TASK DETAILS: Could you copy every line from the material below in which "រឯកត" appears?

ENTRIES SHOWN:
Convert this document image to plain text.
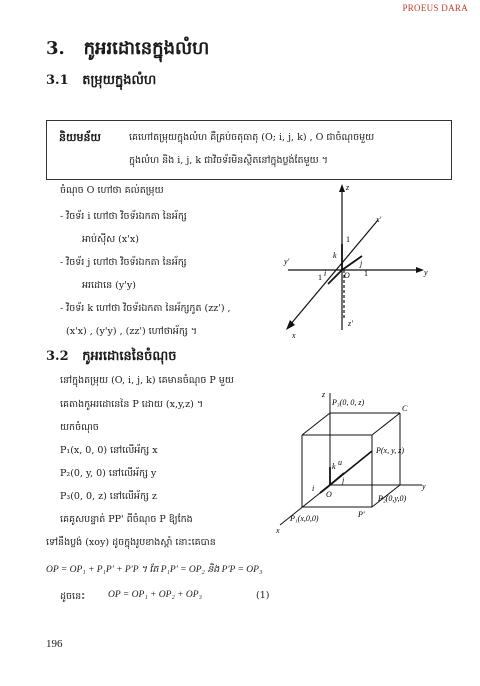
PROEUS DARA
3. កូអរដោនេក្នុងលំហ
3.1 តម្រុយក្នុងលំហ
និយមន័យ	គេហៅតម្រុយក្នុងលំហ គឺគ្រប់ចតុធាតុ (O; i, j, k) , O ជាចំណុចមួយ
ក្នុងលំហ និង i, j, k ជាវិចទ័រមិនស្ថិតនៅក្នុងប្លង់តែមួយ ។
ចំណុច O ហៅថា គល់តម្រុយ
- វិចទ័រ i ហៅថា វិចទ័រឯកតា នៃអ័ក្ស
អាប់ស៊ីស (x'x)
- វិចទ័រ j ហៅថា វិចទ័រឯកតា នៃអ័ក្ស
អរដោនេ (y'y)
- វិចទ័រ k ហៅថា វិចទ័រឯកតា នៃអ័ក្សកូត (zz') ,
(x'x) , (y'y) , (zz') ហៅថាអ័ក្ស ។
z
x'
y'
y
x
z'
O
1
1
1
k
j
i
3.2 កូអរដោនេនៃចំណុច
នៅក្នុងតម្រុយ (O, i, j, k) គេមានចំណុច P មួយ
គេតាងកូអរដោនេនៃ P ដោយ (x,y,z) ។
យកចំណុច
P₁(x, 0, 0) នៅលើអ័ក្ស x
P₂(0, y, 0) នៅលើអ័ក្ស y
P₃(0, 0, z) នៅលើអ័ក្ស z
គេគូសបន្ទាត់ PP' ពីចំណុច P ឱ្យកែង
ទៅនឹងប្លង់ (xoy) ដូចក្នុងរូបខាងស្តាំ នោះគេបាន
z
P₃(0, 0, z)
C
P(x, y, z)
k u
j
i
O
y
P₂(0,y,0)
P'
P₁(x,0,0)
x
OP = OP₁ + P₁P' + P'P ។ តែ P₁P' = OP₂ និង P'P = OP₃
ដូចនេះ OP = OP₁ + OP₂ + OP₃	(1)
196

EXERCISE OUTPUT:
- វិចទ័រ i ហៅថា វិចទ័រឯកតា នៃអ័ក្ស
- វិចទ័រ j ហៅថា វិចទ័រឯកតា នៃអ័ក្ស
- វិចទ័រ k ហៅថា វិចទ័រឯកតា នៃអ័ក្សកូត (zz') ,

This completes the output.